**Given instruction**
Retype every line of the rows below without changing anything.

**Input data**
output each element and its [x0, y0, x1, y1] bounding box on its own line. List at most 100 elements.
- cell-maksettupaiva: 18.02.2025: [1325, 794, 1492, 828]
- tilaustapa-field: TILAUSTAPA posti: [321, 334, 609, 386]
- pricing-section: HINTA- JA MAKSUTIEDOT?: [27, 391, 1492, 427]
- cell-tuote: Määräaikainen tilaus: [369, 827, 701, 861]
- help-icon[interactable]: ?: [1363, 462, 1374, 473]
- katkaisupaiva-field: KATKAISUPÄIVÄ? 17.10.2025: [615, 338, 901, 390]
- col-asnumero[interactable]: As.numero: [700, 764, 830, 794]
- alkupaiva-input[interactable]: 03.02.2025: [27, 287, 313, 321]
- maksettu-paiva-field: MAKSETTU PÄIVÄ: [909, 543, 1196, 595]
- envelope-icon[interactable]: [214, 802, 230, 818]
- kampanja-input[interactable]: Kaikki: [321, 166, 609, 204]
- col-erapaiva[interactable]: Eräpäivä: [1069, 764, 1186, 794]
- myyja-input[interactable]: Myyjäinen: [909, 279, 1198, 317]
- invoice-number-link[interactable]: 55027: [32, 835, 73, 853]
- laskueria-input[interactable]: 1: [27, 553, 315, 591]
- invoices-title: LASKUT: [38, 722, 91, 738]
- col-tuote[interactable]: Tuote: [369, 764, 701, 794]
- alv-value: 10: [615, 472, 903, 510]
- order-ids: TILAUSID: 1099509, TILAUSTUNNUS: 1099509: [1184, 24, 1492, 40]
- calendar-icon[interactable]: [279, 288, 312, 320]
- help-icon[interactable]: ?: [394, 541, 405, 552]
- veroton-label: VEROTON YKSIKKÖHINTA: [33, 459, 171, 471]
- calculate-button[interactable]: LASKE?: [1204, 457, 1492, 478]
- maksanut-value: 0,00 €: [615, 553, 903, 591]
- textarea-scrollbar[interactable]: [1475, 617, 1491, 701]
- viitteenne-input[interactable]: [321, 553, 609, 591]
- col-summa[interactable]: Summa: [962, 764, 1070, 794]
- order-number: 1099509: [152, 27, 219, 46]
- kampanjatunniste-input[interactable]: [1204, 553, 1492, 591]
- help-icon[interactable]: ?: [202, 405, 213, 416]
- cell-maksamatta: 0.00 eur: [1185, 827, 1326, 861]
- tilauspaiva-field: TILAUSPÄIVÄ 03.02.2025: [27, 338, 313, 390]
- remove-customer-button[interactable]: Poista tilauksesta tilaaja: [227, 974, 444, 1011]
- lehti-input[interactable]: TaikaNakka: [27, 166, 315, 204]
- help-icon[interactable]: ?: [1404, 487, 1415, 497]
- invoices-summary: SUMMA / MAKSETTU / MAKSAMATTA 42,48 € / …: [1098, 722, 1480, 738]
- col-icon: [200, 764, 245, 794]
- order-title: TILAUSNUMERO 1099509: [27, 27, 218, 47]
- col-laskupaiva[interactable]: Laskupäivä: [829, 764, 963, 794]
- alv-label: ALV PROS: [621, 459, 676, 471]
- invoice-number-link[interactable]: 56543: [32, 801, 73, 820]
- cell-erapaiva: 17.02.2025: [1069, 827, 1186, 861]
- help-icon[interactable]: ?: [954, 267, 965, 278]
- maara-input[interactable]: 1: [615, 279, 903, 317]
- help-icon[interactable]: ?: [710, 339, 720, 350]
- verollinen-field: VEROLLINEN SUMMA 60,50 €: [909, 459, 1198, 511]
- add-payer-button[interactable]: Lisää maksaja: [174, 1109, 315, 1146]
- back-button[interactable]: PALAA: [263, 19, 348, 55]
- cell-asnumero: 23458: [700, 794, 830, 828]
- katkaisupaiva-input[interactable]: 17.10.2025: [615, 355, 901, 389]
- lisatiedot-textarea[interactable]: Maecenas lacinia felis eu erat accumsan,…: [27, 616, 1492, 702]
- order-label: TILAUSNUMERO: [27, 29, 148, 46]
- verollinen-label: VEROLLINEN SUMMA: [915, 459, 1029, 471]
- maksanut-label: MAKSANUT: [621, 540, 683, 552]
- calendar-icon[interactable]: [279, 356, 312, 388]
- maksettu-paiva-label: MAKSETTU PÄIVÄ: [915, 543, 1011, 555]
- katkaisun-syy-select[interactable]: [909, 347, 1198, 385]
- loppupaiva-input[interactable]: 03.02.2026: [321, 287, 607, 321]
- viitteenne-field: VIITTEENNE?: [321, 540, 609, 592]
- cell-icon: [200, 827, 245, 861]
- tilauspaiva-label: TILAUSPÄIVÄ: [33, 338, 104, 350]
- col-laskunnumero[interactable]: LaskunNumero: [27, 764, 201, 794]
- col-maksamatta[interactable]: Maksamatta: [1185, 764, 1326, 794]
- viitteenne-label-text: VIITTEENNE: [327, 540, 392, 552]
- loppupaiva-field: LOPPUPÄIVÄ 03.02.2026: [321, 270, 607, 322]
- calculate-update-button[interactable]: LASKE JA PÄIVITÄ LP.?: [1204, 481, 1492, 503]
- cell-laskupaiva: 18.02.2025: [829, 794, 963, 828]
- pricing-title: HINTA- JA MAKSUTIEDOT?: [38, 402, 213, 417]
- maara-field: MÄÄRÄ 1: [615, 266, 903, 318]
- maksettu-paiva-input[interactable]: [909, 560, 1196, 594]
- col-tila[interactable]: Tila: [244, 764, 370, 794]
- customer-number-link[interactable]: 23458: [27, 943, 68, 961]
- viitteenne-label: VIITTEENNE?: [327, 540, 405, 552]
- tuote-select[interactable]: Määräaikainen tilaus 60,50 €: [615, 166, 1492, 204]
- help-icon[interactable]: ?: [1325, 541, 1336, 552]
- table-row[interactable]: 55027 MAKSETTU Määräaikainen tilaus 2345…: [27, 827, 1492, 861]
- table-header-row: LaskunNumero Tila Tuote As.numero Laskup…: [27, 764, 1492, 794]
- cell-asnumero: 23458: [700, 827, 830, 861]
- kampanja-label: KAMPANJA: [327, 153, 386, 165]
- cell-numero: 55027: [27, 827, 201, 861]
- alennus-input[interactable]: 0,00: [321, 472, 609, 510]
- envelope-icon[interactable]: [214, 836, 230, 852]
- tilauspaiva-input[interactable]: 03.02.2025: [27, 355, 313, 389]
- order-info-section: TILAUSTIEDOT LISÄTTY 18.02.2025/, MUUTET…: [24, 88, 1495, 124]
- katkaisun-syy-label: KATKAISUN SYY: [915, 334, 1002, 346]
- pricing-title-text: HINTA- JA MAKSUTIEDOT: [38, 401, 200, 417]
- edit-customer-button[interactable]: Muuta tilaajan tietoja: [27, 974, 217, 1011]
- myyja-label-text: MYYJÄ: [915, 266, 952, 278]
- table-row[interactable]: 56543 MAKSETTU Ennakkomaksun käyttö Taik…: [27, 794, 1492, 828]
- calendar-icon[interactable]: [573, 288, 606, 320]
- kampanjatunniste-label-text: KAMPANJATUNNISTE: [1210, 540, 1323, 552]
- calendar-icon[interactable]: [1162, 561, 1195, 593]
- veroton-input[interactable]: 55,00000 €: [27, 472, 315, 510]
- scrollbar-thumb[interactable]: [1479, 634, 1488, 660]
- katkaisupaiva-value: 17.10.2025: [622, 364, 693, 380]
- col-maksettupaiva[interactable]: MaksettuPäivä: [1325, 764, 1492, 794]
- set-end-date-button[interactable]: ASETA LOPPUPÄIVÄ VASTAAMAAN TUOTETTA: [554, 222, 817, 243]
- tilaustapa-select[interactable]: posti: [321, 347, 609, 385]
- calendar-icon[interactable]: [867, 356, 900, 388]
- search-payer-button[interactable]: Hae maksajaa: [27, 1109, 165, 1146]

**Exercise response**
output each element and its [x0, y0, x1, y1] bounding box on its own line. List at most 100 elements.
- cell-maksettupaiva: 18.02.2025: [1325, 794, 1492, 828]
- tilaustapa-field: TILAUSTAPA posti: [321, 334, 609, 386]
- pricing-section: HINTA- JA MAKSUTIEDOT?: [27, 391, 1492, 427]
- cell-tuote: Määräaikainen tilaus: [369, 827, 701, 861]
- help-icon[interactable]: ?: [1363, 462, 1374, 473]
- katkaisupaiva-field: KATKAISUPÄIVÄ? 17.10.2025: [615, 338, 901, 390]
- col-asnumero[interactable]: As.numero: [700, 764, 830, 794]
- alkupaiva-input[interactable]: 03.02.2025: [27, 287, 313, 321]
- maksettu-paiva-field: MAKSETTU PÄIVÄ: [909, 543, 1196, 595]
- envelope-icon[interactable]: [214, 802, 230, 818]
- kampanja-input[interactable]: Kaikki: [321, 166, 609, 204]
- col-erapaiva[interactable]: Eräpäivä: [1069, 764, 1186, 794]
- myyja-input[interactable]: Myyjäinen: [909, 279, 1198, 317]
- invoice-number-link[interactable]: 55027: [32, 835, 73, 853]
- laskueria-input[interactable]: 1: [27, 553, 315, 591]
- invoices-title: LASKUT: [38, 722, 91, 738]
- col-tuote[interactable]: Tuote: [369, 764, 701, 794]
- alv-value: 10: [615, 472, 903, 510]
- order-ids: TILAUSID: 1099509, TILAUSTUNNUS: 1099509: [1184, 24, 1492, 40]
- calendar-icon[interactable]: [279, 288, 312, 320]
- help-icon[interactable]: ?: [394, 541, 405, 552]
- veroton-label: VEROTON YKSIKKÖHINTA: [33, 459, 171, 471]
- calculate-button[interactable]: LASKE?: [1204, 457, 1492, 478]
- maksanut-value: 0,00 €: [615, 553, 903, 591]
- textarea-scrollbar[interactable]: [1475, 617, 1491, 701]
- viitteenne-input[interactable]: [321, 553, 609, 591]
- col-summa[interactable]: Summa: [962, 764, 1070, 794]
- order-number: 1099509: [152, 27, 219, 46]
- kampanjatunniste-input[interactable]: [1204, 553, 1492, 591]
- help-icon[interactable]: ?: [202, 405, 213, 416]
- cell-maksamatta: 0.00 eur: [1185, 827, 1326, 861]
- tilauspaiva-field: TILAUSPÄIVÄ 03.02.2025: [27, 338, 313, 390]
- remove-customer-button[interactable]: Poista tilauksesta tilaaja: [227, 974, 444, 1011]
- lehti-input[interactable]: TaikaNakka: [27, 166, 315, 204]
- help-icon[interactable]: ?: [1404, 487, 1415, 497]
- invoices-summary: SUMMA / MAKSETTU / MAKSAMATTA 42,48 € / …: [1098, 722, 1480, 738]
- col-icon: [200, 764, 245, 794]
- order-title: TILAUSNUMERO 1099509: [27, 27, 218, 47]
- col-laskupaiva[interactable]: Laskupäivä: [829, 764, 963, 794]
- alv-label: ALV PROS: [621, 459, 676, 471]
- invoice-number-link[interactable]: 56543: [32, 801, 73, 820]
- cell-erapaiva: 17.02.2025: [1069, 827, 1186, 861]
- help-icon[interactable]: ?: [954, 267, 965, 278]
- maara-input[interactable]: 1: [615, 279, 903, 317]
- help-icon[interactable]: ?: [710, 339, 720, 350]
- verollinen-field: VEROLLINEN SUMMA 60,50 €: [909, 459, 1198, 511]
- add-payer-button[interactable]: Lisää maksaja: [174, 1109, 315, 1146]
- back-button[interactable]: PALAA: [263, 19, 348, 55]
- cell-asnumero: 23458: [700, 794, 830, 828]
- katkaisupaiva-input[interactable]: 17.10.2025: [615, 355, 901, 389]
- lisatiedot-textarea[interactable]: Maecenas lacinia felis eu erat accumsan,…: [27, 616, 1492, 702]
- order-label: TILAUSNUMERO: [27, 29, 148, 46]
- verollinen-label: VEROLLINEN SUMMA: [915, 459, 1029, 471]
- maksanut-label: MAKSANUT: [621, 540, 683, 552]
- calendar-icon[interactable]: [279, 356, 312, 388]
- maksettu-paiva-label: MAKSETTU PÄIVÄ: [915, 543, 1011, 555]
- katkaisun-syy-select[interactable]: [909, 347, 1198, 385]
- loppupaiva-input[interactable]: 03.02.2026: [321, 287, 607, 321]
- viitteenne-field: VIITTEENNE?: [321, 540, 609, 592]
- cell-icon: [200, 827, 245, 861]
- tilauspaiva-label: TILAUSPÄIVÄ: [33, 338, 104, 350]
- col-laskunnumero[interactable]: LaskunNumero: [27, 764, 201, 794]
- col-maksamatta[interactable]: Maksamatta: [1185, 764, 1326, 794]
- viitteenne-label-text: VIITTEENNE: [327, 540, 392, 552]
- loppupaiva-field: LOPPUPÄIVÄ 03.02.2026: [321, 270, 607, 322]
- calculate-update-button[interactable]: LASKE JA PÄIVITÄ LP.?: [1204, 481, 1492, 503]
- cell-laskupaiva: 18.02.2025: [829, 794, 963, 828]
- pricing-title: HINTA- JA MAKSUTIEDOT?: [38, 402, 213, 417]
- maara-field: MÄÄRÄ 1: [615, 266, 903, 318]
- maksettu-paiva-input[interactable]: [909, 560, 1196, 594]
- col-tila[interactable]: Tila: [244, 764, 370, 794]
- customer-number-link[interactable]: 23458: [27, 943, 68, 961]
- viitteenne-label: VIITTEENNE?: [327, 540, 405, 552]
- tuote-select[interactable]: Määräaikainen tilaus 60,50 €: [615, 166, 1492, 204]
- help-icon[interactable]: ?: [1325, 541, 1336, 552]
- table-row[interactable]: 55027 MAKSETTU Määräaikainen tilaus 2345…: [27, 827, 1492, 861]
- table-header-row: LaskunNumero Tila Tuote As.numero Laskup…: [27, 764, 1492, 794]
- cell-asnumero: 23458: [700, 827, 830, 861]
- kampanja-label: KAMPANJA: [327, 153, 386, 165]
- cell-numero: 55027: [27, 827, 201, 861]
- alennus-input[interactable]: 0,00: [321, 472, 609, 510]
- envelope-icon[interactable]: [214, 836, 230, 852]
- tilauspaiva-input[interactable]: 03.02.2025: [27, 355, 313, 389]
- order-info-section: TILAUSTIEDOT LISÄTTY 18.02.2025/, MUUTET…: [24, 88, 1495, 124]
- katkaisun-syy-label: KATKAISUN SYY: [915, 334, 1002, 346]
- pricing-title-text: HINTA- JA MAKSUTIEDOT: [38, 401, 200, 417]
- edit-customer-button[interactable]: Muuta tilaajan tietoja: [27, 974, 217, 1011]
- myyja-label-text: MYYJÄ: [915, 266, 952, 278]
- table-row[interactable]: 56543 MAKSETTU Ennakkomaksun käyttö Taik…: [27, 794, 1492, 828]
- calendar-icon[interactable]: [573, 288, 606, 320]
- kampanjatunniste-label-text: KAMPANJATUNNISTE: [1210, 540, 1323, 552]
- calendar-icon[interactable]: [1162, 561, 1195, 593]
- veroton-input[interactable]: 55,00000 €: [27, 472, 315, 510]
- scrollbar-thumb[interactable]: [1479, 634, 1488, 660]
- katkaisupaiva-value: 17.10.2025: [622, 364, 693, 380]
- col-maksettupaiva[interactable]: MaksettuPäivä: [1325, 764, 1492, 794]
- set-end-date-button[interactable]: ASETA LOPPUPÄIVÄ VASTAAMAAN TUOTETTA: [554, 222, 817, 243]
- tilaustapa-select[interactable]: posti: [321, 347, 609, 385]
- calendar-icon[interactable]: [867, 356, 900, 388]
- search-payer-button[interactable]: Hae maksajaa: [27, 1109, 165, 1146]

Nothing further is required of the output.